[THE DATA]
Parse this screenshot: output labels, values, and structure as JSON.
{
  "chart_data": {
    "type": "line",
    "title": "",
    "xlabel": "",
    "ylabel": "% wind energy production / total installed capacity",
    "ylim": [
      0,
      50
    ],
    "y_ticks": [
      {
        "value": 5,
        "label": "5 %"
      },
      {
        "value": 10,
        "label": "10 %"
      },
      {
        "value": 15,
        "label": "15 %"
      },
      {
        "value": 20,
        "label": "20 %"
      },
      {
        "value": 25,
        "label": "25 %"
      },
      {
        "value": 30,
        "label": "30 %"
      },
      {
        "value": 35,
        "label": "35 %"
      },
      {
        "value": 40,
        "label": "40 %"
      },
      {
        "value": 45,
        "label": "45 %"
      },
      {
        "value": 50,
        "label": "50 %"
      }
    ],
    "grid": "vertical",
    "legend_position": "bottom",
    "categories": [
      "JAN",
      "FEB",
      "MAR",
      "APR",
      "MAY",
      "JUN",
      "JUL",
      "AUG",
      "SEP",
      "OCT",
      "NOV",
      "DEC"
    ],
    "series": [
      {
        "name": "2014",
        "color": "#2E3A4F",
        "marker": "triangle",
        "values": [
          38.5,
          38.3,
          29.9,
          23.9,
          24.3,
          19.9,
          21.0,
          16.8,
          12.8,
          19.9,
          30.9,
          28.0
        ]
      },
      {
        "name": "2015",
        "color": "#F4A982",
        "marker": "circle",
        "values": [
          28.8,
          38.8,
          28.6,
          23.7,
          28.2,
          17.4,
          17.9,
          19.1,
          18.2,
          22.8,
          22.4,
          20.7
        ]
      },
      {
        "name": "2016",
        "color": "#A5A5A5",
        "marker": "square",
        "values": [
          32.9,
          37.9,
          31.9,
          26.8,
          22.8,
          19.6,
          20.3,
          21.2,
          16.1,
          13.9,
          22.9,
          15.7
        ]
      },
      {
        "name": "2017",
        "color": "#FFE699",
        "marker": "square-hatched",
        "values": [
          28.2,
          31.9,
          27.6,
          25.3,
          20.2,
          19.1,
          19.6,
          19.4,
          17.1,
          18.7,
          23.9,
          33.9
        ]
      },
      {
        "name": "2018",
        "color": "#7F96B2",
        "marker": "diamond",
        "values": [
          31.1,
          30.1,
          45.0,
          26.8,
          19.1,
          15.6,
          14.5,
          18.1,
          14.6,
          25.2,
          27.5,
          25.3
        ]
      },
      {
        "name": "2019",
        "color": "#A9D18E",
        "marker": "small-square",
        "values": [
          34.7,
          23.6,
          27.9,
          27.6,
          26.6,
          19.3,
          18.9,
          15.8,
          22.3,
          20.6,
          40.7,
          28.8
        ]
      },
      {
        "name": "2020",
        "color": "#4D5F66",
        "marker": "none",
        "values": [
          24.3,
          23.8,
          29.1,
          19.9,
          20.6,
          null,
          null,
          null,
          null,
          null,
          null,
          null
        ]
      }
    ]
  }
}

[GIVEN TASK]
Each record above should be returned exactly as it appears.

[WRITTEN RESPONSE]
Parse this screenshot: output labels, values, and structure as JSON.
{
  "chart_data": {
    "type": "line",
    "title": "",
    "xlabel": "",
    "ylabel": "% wind energy production / total installed capacity",
    "ylim": [
      0,
      50
    ],
    "y_ticks": [
      {
        "value": 5,
        "label": "5 %"
      },
      {
        "value": 10,
        "label": "10 %"
      },
      {
        "value": 15,
        "label": "15 %"
      },
      {
        "value": 20,
        "label": "20 %"
      },
      {
        "value": 25,
        "label": "25 %"
      },
      {
        "value": 30,
        "label": "30 %"
      },
      {
        "value": 35,
        "label": "35 %"
      },
      {
        "value": 40,
        "label": "40 %"
      },
      {
        "value": 45,
        "label": "45 %"
      },
      {
        "value": 50,
        "label": "50 %"
      }
    ],
    "grid": "vertical",
    "legend_position": "bottom",
    "categories": [
      "JAN",
      "FEB",
      "MAR",
      "APR",
      "MAY",
      "JUN",
      "JUL",
      "AUG",
      "SEP",
      "OCT",
      "NOV",
      "DEC"
    ],
    "series": [
      {
        "name": "2014",
        "color": "#2E3A4F",
        "marker": "triangle",
        "values": [
          38.5,
          38.3,
          29.9,
          23.9,
          24.3,
          19.9,
          21.0,
          16.8,
          12.8,
          19.9,
          30.9,
          28.0
        ]
      },
      {
        "name": "2015",
        "color": "#F4A982",
        "marker": "circle",
        "values": [
          28.8,
          38.8,
          28.6,
          23.7,
          28.2,
          17.4,
          17.9,
          19.1,
          18.2,
          22.8,
          22.4,
          20.7
        ]
      },
      {
        "name": "2016",
        "color": "#A5A5A5",
        "marker": "square",
        "values": [
          32.9,
          37.9,
          31.9,
          26.8,
          22.8,
          19.6,
          20.3,
          21.2,
          16.1,
          13.9,
          22.9,
          15.7
        ]
      },
      {
        "name": "2017",
        "color": "#FFE699",
        "marker": "square-hatched",
        "values": [
          28.2,
          31.9,
          27.6,
          25.3,
          20.2,
          19.1,
          19.6,
          19.4,
          17.1,
          18.7,
          23.9,
          33.9
        ]
      },
      {
        "name": "2018",
        "color": "#7F96B2",
        "marker": "diamond",
        "values": [
          31.1,
          30.1,
          45.0,
          26.8,
          19.1,
          15.6,
          14.5,
          18.1,
          14.6,
          25.2,
          27.5,
          25.3
        ]
      },
      {
        "name": "2019",
        "color": "#A9D18E",
        "marker": "small-square",
        "values": [
          34.7,
          23.6,
          27.9,
          27.6,
          26.6,
          19.3,
          18.9,
          15.8,
          22.3,
          20.6,
          40.7,
          28.8
        ]
      },
      {
        "name": "2020",
        "color": "#4D5F66",
        "marker": "none",
        "values": [
          24.3,
          23.8,
          29.1,
          19.9,
          20.6,
          null,
          null,
          null,
          null,
          null,
          null,
          null
        ]
      }
    ]
  }
}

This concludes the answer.